• [GIVEN EXERCISE] Every record below should be written out exactly; pictures stay out.

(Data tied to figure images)

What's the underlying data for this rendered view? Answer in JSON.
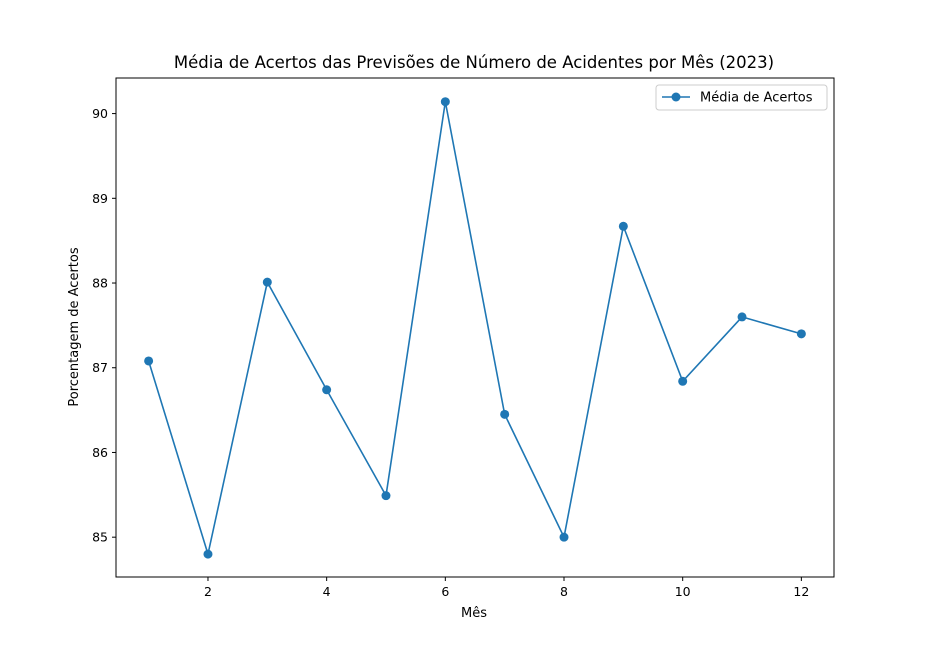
{
  "chart_data": {
    "type": "line",
    "title": "Média de Acertos das Previsões de Número de Acidentes por Mês (2023)",
    "xlabel": "Mês",
    "ylabel": "Porcentagem de Acertos",
    "x": [
      1,
      2,
      3,
      4,
      5,
      6,
      7,
      8,
      9,
      10,
      11,
      12
    ],
    "series": [
      {
        "name": "Média de Acertos",
        "values": [
          87.08,
          84.8,
          88.01,
          86.74,
          85.49,
          90.14,
          86.45,
          85.0,
          88.67,
          86.84,
          87.6,
          87.4
        ]
      }
    ],
    "xticks": [
      2,
      4,
      6,
      8,
      10,
      12
    ],
    "yticks": [
      85,
      86,
      87,
      88,
      89,
      90
    ],
    "xlim": [
      0.45,
      12.55
    ],
    "ylim": [
      84.53,
      90.42
    ],
    "grid": false,
    "legend_position": "top-right",
    "color": "#1f77b4"
  }
}
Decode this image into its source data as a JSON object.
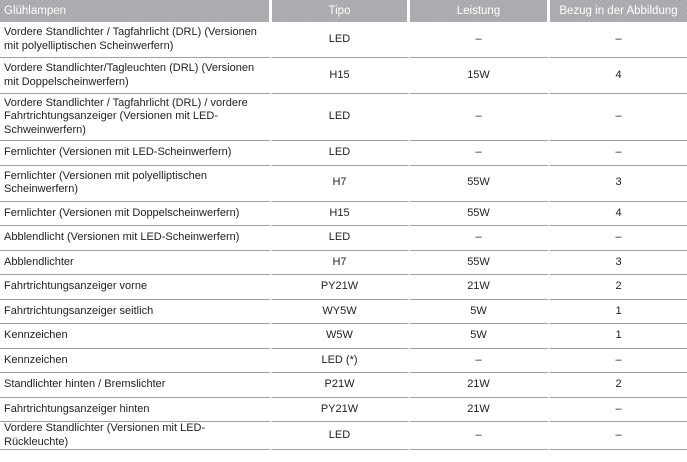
{
  "table": {
    "headers": [
      "Glühlampen",
      "Tipo",
      "Leistung",
      "Bezug in der Abbildung"
    ],
    "rows": [
      {
        "name": "Vordere Standlichter / Tagfahrlicht (DRL) (Versionen mit polyelliptischen Scheinwerfern)",
        "type": "LED",
        "power": "–",
        "ref": "–"
      },
      {
        "name": "Vordere Standlichter/Tagleuchten (DRL) (Versionen mit Doppelscheinwerfern)",
        "type": "H15",
        "power": "15W",
        "ref": "4"
      },
      {
        "name": "Vordere Standlichter / Tagfahrlicht (DRL) / vordere Fahrtrichtungsanzeiger (Versionen mit LED-Schweinwerfern)",
        "type": "LED",
        "power": "–",
        "ref": "–"
      },
      {
        "name": "Fernlichter (Versionen mit LED-Scheinwerfern)",
        "type": "LED",
        "power": "–",
        "ref": "–"
      },
      {
        "name": "Fernlichter (Versionen mit polyelliptischen Scheinwerfern)",
        "type": "H7",
        "power": "55W",
        "ref": "3"
      },
      {
        "name": "Fernlichter (Versionen mit Doppelscheinwerfern)",
        "type": "H15",
        "power": "55W",
        "ref": "4"
      },
      {
        "name": "Abblendlicht (Versionen mit LED-Scheinwerfern)",
        "type": "LED",
        "power": "–",
        "ref": "–"
      },
      {
        "name": "Abblendlichter",
        "type": "H7",
        "power": "55W",
        "ref": "3"
      },
      {
        "name": "Fahrtrichtungsanzeiger vorne",
        "type": "PY21W",
        "power": "21W",
        "ref": "2"
      },
      {
        "name": "Fahrtrichtungsanzeiger seitlich",
        "type": "WY5W",
        "power": "5W",
        "ref": "1"
      },
      {
        "name": "Kennzeichen",
        "type": "W5W",
        "power": "5W",
        "ref": "1"
      },
      {
        "name": "Kennzeichen",
        "type": "LED (*)",
        "power": "–",
        "ref": "–"
      },
      {
        "name": "Standlichter hinten / Bremslichter",
        "type": "P21W",
        "power": "21W",
        "ref": "2"
      },
      {
        "name": "Fahrtrichtungsanzeiger hinten",
        "type": "PY21W",
        "power": "21W",
        "ref": "–"
      },
      {
        "name": "Vordere Standlichter (Versionen mit LED-Rückleuchte)",
        "type": "LED",
        "power": "–",
        "ref": "–"
      }
    ]
  }
}
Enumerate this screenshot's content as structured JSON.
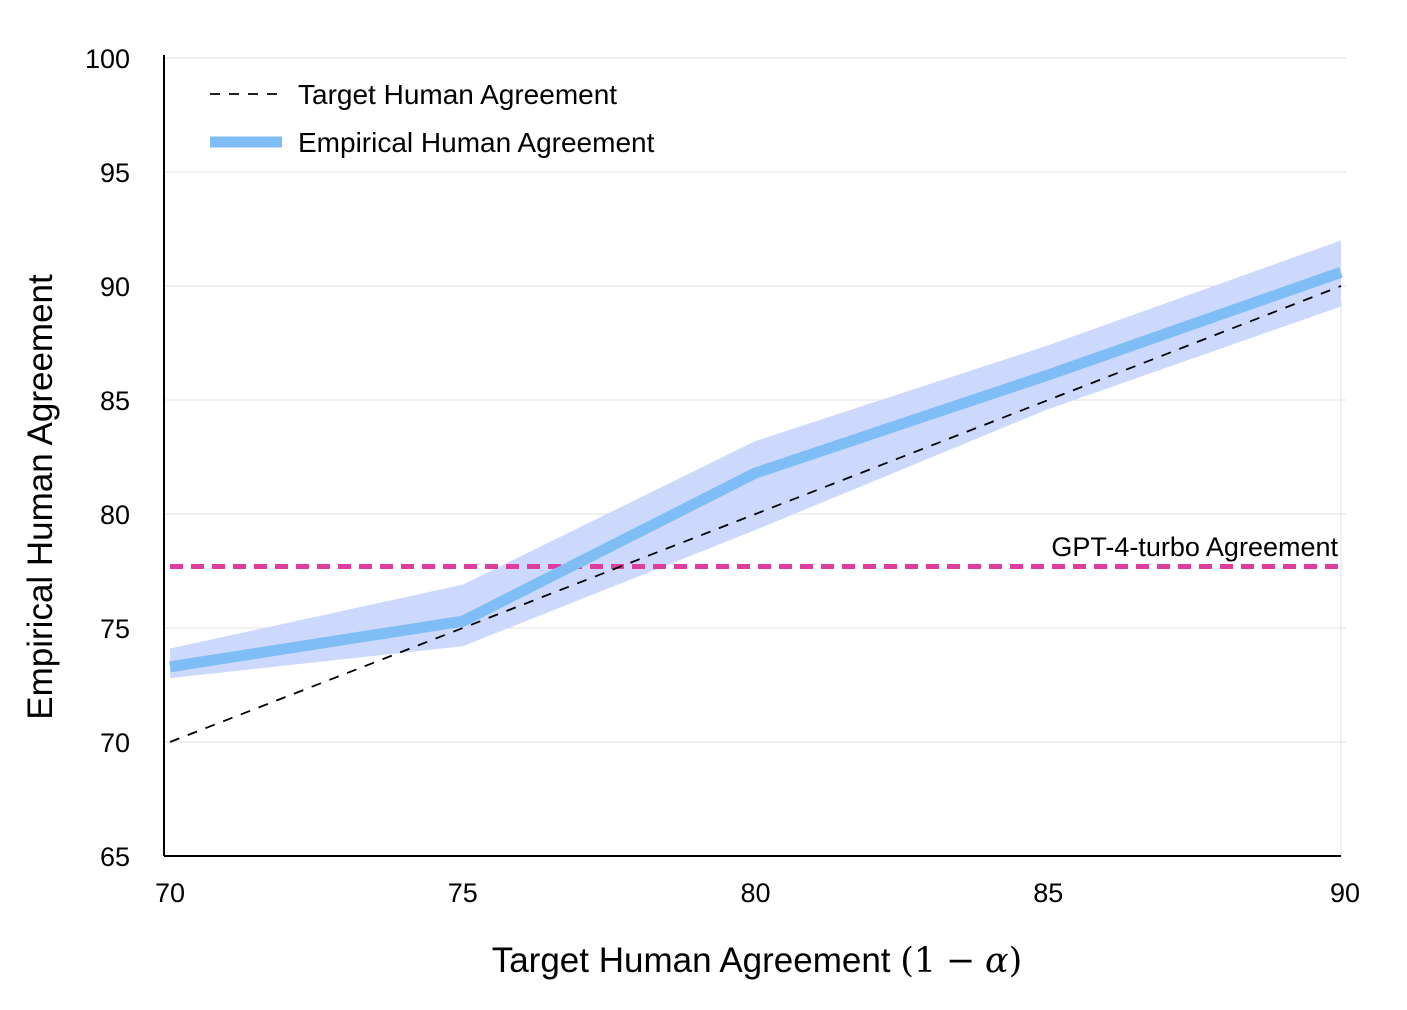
{
  "chart_data": {
    "type": "line",
    "xlabel": {
      "text": "Target Human Agreement",
      "math_open": "(",
      "math_one": "1",
      "math_minus": "−",
      "math_alpha": "α",
      "math_close": ")"
    },
    "ylabel": "Empirical Human Agreement",
    "xlim": [
      70,
      90
    ],
    "ylim": [
      65,
      100
    ],
    "xticks": [
      70,
      75,
      80,
      85,
      90
    ],
    "yticks": [
      65,
      70,
      75,
      80,
      85,
      90,
      95,
      100
    ],
    "grid": "horizontal",
    "legend_position": "top-left",
    "series": [
      {
        "name": "Target Human Agreement",
        "style": "dashed",
        "color": "#000000",
        "x": [
          70,
          90
        ],
        "y": [
          70,
          90
        ]
      },
      {
        "name": "Empirical Human Agreement",
        "style": "solid",
        "color": "#7fbdf7",
        "x": [
          70,
          75,
          80,
          85,
          90
        ],
        "y": [
          73.3,
          75.3,
          81.8,
          86.1,
          90.6
        ],
        "band_lower": [
          72.8,
          74.2,
          79.3,
          84.6,
          89.1
        ],
        "band_upper": [
          74.1,
          76.9,
          83.2,
          87.4,
          92.0
        ],
        "band_color": "#c9d7fc"
      }
    ],
    "hlines": [
      {
        "label": "GPT-4-turbo Agreement",
        "y": 77.7,
        "style": "dashed",
        "color": "#e03c9e"
      }
    ]
  }
}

• [WRITTEN REPLY]
What's the underlying data for this rendered view? Answer in JSON.
{
  "chart_data": {
    "type": "line",
    "title": "Média de Acertos das Previsões de Número de Acidentes por Mês (2023)",
    "xlabel": "Mês",
    "ylabel": "Porcentagem de Acertos",
    "x": [
      1,
      2,
      3,
      4,
      5,
      6,
      7,
      8,
      9,
      10,
      11,
      12
    ],
    "series": [
      {
        "name": "Média de Acertos",
        "values": [
          87.08,
          84.8,
          88.01,
          86.74,
          85.49,
          90.14,
          86.45,
          85.0,
          88.67,
          86.84,
          87.6,
          87.4
        ]
      }
    ],
    "xticks": [
      2,
      4,
      6,
      8,
      10,
      12
    ],
    "yticks": [
      85,
      86,
      87,
      88,
      89,
      90
    ],
    "xlim": [
      0.45,
      12.55
    ],
    "ylim": [
      84.53,
      90.42
    ],
    "grid": false,
    "legend_position": "top-right",
    "color": "#1f77b4"
  }
}
Decode this image into its source data as a JSON object.
{
  "table": {
    "headers": [
      "Glühlampen",
      "Tipo",
      "Leistung",
      "Bezug in der Abbildung"
    ],
    "rows": [
      {
        "name": "Vordere Standlichter / Tagfahrlicht (DRL) (Versionen mit polyelliptischen Scheinwerfern)",
        "type": "LED",
        "power": "–",
        "ref": "–"
      },
      {
        "name": "Vordere Standlichter/Tagleuchten (DRL) (Versionen mit Doppelscheinwerfern)",
        "type": "H15",
        "power": "15W",
        "ref": "4"
      },
      {
        "name": "Vordere Standlichter / Tagfahrlicht (DRL) / vordere Fahrtrichtungsanzeiger (Versionen mit LED-Schweinwerfern)",
        "type": "LED",
        "power": "–",
        "ref": "–"
      },
      {
        "name": "Fernlichter (Versionen mit LED-Scheinwerfern)",
        "type": "LED",
        "power": "–",
        "ref": "–"
      },
      {
        "name": "Fernlichter (Versionen mit polyelliptischen Scheinwerfern)",
        "type": "H7",
        "power": "55W",
        "ref": "3"
      },
      {
        "name": "Fernlichter (Versionen mit Doppelscheinwerfern)",
        "type": "H15",
        "power": "55W",
        "ref": "4"
      },
      {
        "name": "Abblendlicht (Versionen mit LED-Scheinwerfern)",
        "type": "LED",
        "power": "–",
        "ref": "–"
      },
      {
        "name": "Abblendlichter",
        "type": "H7",
        "power": "55W",
        "ref": "3"
      },
      {
        "name": "Fahrtrichtungsanzeiger vorne",
        "type": "PY21W",
        "power": "21W",
        "ref": "2"
      },
      {
        "name": "Fahrtrichtungsanzeiger seitlich",
        "type": "WY5W",
        "power": "5W",
        "ref": "1"
      },
      {
        "name": "Kennzeichen",
        "type": "W5W",
        "power": "5W",
        "ref": "1"
      },
      {
        "name": "Kennzeichen",
        "type": "LED (*)",
        "power": "–",
        "ref": "–"
      },
      {
        "name": "Standlichter hinten / Bremslichter",
        "type": "P21W",
        "power": "21W",
        "ref": "2"
      },
      {
        "name": "Fahrtrichtungsanzeiger hinten",
        "type": "PY21W",
        "power": "21W",
        "ref": "–"
      },
      {
        "name": "Vordere Standlichter (Versionen mit LED-Rückleuchte)",
        "type": "LED",
        "power": "–",
        "ref": "–"
      }
    ]
  }
}
Enumerate this screenshot's content as structured JSON.
{
  "chart_data": {
    "type": "line",
    "xlabel": {
      "text": "Target Human Agreement",
      "math_open": "(",
      "math_one": "1",
      "math_minus": "−",
      "math_alpha": "α",
      "math_close": ")"
    },
    "ylabel": "Empirical Human Agreement",
    "xlim": [
      70,
      90
    ],
    "ylim": [
      65,
      100
    ],
    "xticks": [
      70,
      75,
      80,
      85,
      90
    ],
    "yticks": [
      65,
      70,
      75,
      80,
      85,
      90,
      95,
      100
    ],
    "grid": "horizontal",
    "legend_position": "top-left",
    "series": [
      {
        "name": "Target Human Agreement",
        "style": "dashed",
        "color": "#000000",
        "x": [
          70,
          90
        ],
        "y": [
          70,
          90
        ]
      },
      {
        "name": "Empirical Human Agreement",
        "style": "solid",
        "color": "#7fbdf7",
        "x": [
          70,
          75,
          80,
          85,
          90
        ],
        "y": [
          73.3,
          75.3,
          81.8,
          86.1,
          90.6
        ],
        "band_lower": [
          72.8,
          74.2,
          79.3,
          84.6,
          89.1
        ],
        "band_upper": [
          74.1,
          76.9,
          83.2,
          87.4,
          92.0
        ],
        "band_color": "#c9d7fc"
      }
    ],
    "hlines": [
      {
        "label": "GPT-4-turbo Agreement",
        "y": 77.7,
        "style": "dashed",
        "color": "#e03c9e"
      }
    ]
  }
}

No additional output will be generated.